# STATED GOAL
State only the number of lines that contain the string "JSON".

# RAW DATA
>> start
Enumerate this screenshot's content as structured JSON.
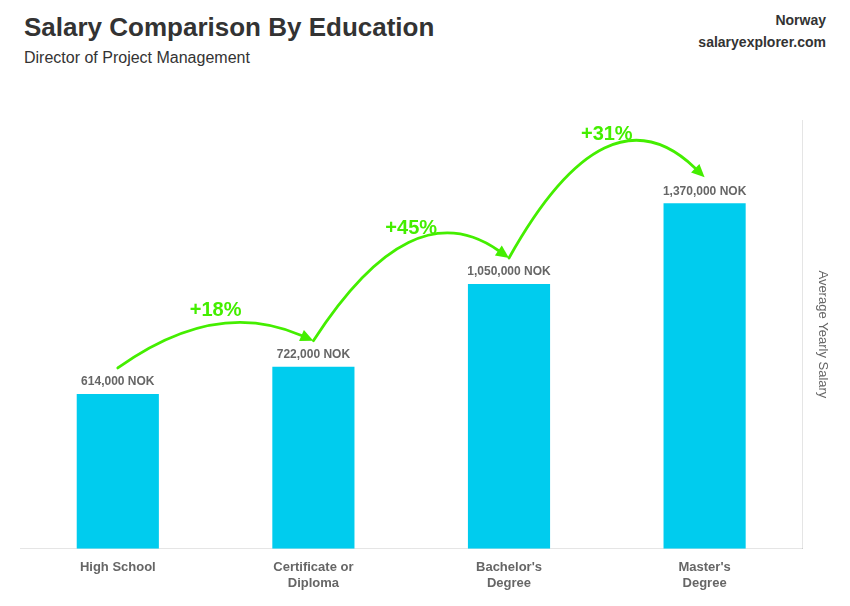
{
  "chart_data": {
    "type": "bar",
    "title": "Salary Comparison By Education",
    "subtitle": "Director of Project Management",
    "ylabel": "Average Yearly Salary",
    "categories": [
      "High School",
      "Certificate or\nDiploma",
      "Bachelor's\nDegree",
      "Master's\nDegree"
    ],
    "values": [
      614000,
      722000,
      1050000,
      1370000
    ],
    "value_labels": [
      "614,000 NOK",
      "722,000 NOK",
      "1,050,000 NOK",
      "1,370,000 NOK"
    ],
    "data_labels": true,
    "color": "#00ccee",
    "ylim": [
      0,
      1700000
    ],
    "grid": false,
    "tick_labels": "x",
    "annotations": [
      {
        "text": "Norway"
      },
      {
        "text": "salaryexplorer.com"
      },
      {
        "text": "+18%",
        "from": 0,
        "to": 1,
        "color": "#44ee00"
      },
      {
        "text": "+45%",
        "from": 1,
        "to": 2,
        "color": "#44ee00"
      },
      {
        "text": "+31%",
        "from": 2,
        "to": 3,
        "color": "#44ee00"
      }
    ]
  }
}
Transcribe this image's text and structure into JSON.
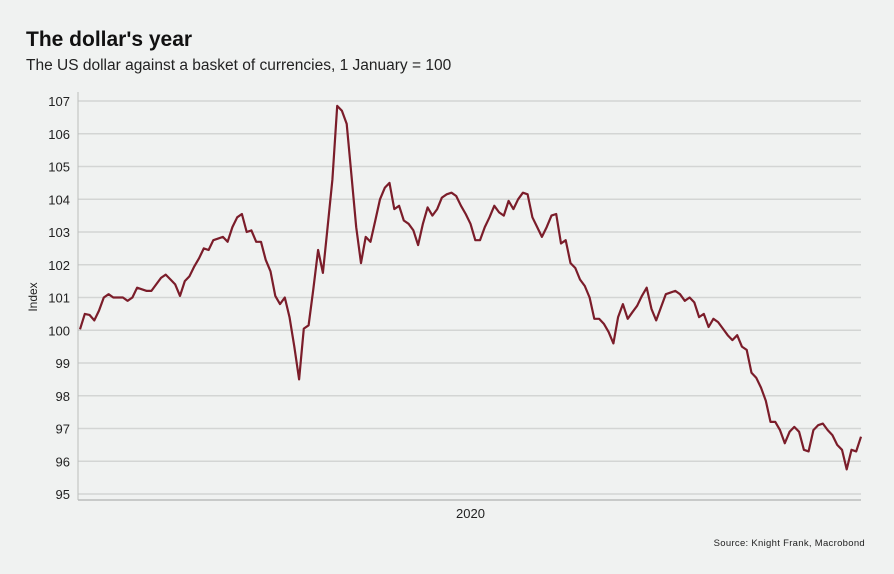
{
  "title": "The dollar's year",
  "subtitle": "The US dollar against a basket of currencies, 1 January = 100",
  "source": "Source: Knight Frank, Macrobond",
  "colors": {
    "background": "#f0f2f1",
    "line": "#7b1d2a",
    "grid": "#d3d5d4"
  },
  "chart_data": {
    "type": "line",
    "title": "The dollar's year",
    "xlabel": "",
    "ylabel": "Index",
    "ylim": [
      95,
      107
    ],
    "yticks": [
      95,
      96,
      97,
      98,
      99,
      100,
      101,
      102,
      103,
      104,
      105,
      106,
      107
    ],
    "xtick_labels": [
      "2020"
    ],
    "grid": "horizontal",
    "legend": "none",
    "series": [
      {
        "values": [
          100.03,
          100.5,
          100.47,
          100.3,
          100.6,
          101.0,
          101.1,
          101.0,
          101.0,
          101.0,
          100.9,
          101.0,
          101.3,
          101.25,
          101.2,
          101.2,
          101.4,
          101.6,
          101.7,
          101.55,
          101.4,
          101.05,
          101.5,
          101.65,
          101.95,
          102.2,
          102.5,
          102.45,
          102.75,
          102.8,
          102.85,
          102.7,
          103.15,
          103.45,
          103.55,
          103.0,
          103.05,
          102.7,
          102.7,
          102.15,
          101.8,
          101.05,
          100.8,
          101.0,
          100.4,
          99.5,
          98.5,
          100.05,
          100.15,
          101.25,
          102.45,
          101.75,
          103.15,
          104.6,
          106.85,
          106.7,
          106.3,
          104.75,
          103.15,
          102.05,
          102.85,
          102.7,
          103.35,
          104.0,
          104.35,
          104.5,
          103.7,
          103.8,
          103.35,
          103.25,
          103.05,
          102.6,
          103.25,
          103.75,
          103.5,
          103.7,
          104.05,
          104.15,
          104.2,
          104.1,
          103.8,
          103.55,
          103.25,
          102.75,
          102.75,
          103.15,
          103.45,
          103.8,
          103.6,
          103.5,
          103.95,
          103.7,
          104.0,
          104.2,
          104.15,
          103.45,
          103.15,
          102.85,
          103.15,
          103.5,
          103.55,
          102.65,
          102.75,
          102.05,
          101.9,
          101.55,
          101.35,
          101.0,
          100.35,
          100.35,
          100.2,
          99.95,
          99.6,
          100.4,
          100.8,
          100.35,
          100.55,
          100.75,
          101.05,
          101.3,
          100.65,
          100.3,
          100.7,
          101.1,
          101.15,
          101.2,
          101.1,
          100.9,
          101.0,
          100.85,
          100.4,
          100.5,
          100.1,
          100.35,
          100.25,
          100.05,
          99.85,
          99.7,
          99.85,
          99.5,
          99.4,
          98.7,
          98.55,
          98.25,
          97.85,
          97.2,
          97.2,
          96.95,
          96.55,
          96.9,
          97.05,
          96.9,
          96.35,
          96.3,
          96.95,
          97.1,
          97.15,
          96.95,
          96.8,
          96.5,
          96.35,
          95.75,
          96.35,
          96.3,
          96.75
        ]
      }
    ]
  }
}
>> end
# PROBLEM SOLUTION
2